* [PROVIDED MATERIAL]
:::::

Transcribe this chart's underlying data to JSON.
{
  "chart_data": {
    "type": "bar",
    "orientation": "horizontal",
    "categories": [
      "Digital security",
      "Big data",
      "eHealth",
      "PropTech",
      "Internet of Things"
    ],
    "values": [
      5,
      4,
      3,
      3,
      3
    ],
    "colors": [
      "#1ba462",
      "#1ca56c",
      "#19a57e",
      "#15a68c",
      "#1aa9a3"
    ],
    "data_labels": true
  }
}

:::::

* [GOAL] The entries above should be repeated exactly, every one of them.

* [OUTPUT OF THE EXERCISE]
Transcribe this chart's underlying data to JSON.
{
  "chart_data": {
    "type": "bar",
    "orientation": "horizontal",
    "categories": [
      "Digital security",
      "Big data",
      "eHealth",
      "PropTech",
      "Internet of Things"
    ],
    "values": [
      5,
      4,
      3,
      3,
      3
    ],
    "colors": [
      "#1ba462",
      "#1ca56c",
      "#19a57e",
      "#15a68c",
      "#1aa9a3"
    ],
    "data_labels": true
  }
}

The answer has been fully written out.